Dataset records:
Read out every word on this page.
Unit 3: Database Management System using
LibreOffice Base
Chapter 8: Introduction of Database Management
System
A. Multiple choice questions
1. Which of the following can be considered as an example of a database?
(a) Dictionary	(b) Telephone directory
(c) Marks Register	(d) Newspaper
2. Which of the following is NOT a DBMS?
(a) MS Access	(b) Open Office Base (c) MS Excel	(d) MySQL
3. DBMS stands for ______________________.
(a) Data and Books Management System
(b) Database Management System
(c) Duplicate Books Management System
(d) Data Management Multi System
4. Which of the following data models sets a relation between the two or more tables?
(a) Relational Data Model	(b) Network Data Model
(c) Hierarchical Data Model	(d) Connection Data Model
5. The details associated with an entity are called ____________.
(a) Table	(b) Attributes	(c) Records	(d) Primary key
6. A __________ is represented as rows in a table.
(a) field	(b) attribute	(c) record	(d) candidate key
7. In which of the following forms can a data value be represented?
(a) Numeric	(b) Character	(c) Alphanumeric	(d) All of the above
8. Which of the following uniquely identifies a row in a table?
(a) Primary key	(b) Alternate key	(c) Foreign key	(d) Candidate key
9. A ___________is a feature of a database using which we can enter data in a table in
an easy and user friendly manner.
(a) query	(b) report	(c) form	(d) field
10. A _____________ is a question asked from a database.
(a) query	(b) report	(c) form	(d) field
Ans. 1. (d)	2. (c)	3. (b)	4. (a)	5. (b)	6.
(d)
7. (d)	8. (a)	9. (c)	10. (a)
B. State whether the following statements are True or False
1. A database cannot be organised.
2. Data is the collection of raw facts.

▶ _What you will do_:
Reproduce every record, matching each line exactly.

▶ _Correct answer_:
Read out every word on this page.
Unit 3: Database Management System using
LibreOffice Base
Chapter 8: Introduction of Database Management
System
A. Multiple choice questions
1. Which of the following can be considered as an example of a database?
(a) Dictionary	(b) Telephone directory
(c) Marks Register	(d) Newspaper
2. Which of the following is NOT a DBMS?
(a) MS Access	(b) Open Office Base (c) MS Excel	(d) MySQL
3. DBMS stands for ______________________.
(a) Data and Books Management System
(b) Database Management System
(c) Duplicate Books Management System
(d) Data Management Multi System
4. Which of the following data models sets a relation between the two or more tables?
(a) Relational Data Model	(b) Network Data Model
(c) Hierarchical Data Model	(d) Connection Data Model
5. The details associated with an entity are called ____________.
(a) Table	(b) Attributes	(c) Records	(d) Primary key
6. A __________ is represented as rows in a table.
(a) field	(b) attribute	(c) record	(d) candidate key
7. In which of the following forms can a data value be represented?
(a) Numeric	(b) Character	(c) Alphanumeric	(d) All of the above
8. Which of the following uniquely identifies a row in a table?
(a) Primary key	(b) Alternate key	(c) Foreign key	(d) Candidate key
9. A ___________is a feature of a database using which we can enter data in a table in
an easy and user friendly manner.
(a) query	(b) report	(c) form	(d) field
10. A _____________ is a question asked from a database.
(a) query	(b) report	(c) form	(d) field
Ans. 1. (d)	2. (c)	3. (b)	4. (a)	5. (b)	6.
(d)
7. (d)	8. (a)	9. (c)	10. (a)
B. State whether the following statements are True or False
1. A database cannot be organised.
2. Data is the collection of raw facts.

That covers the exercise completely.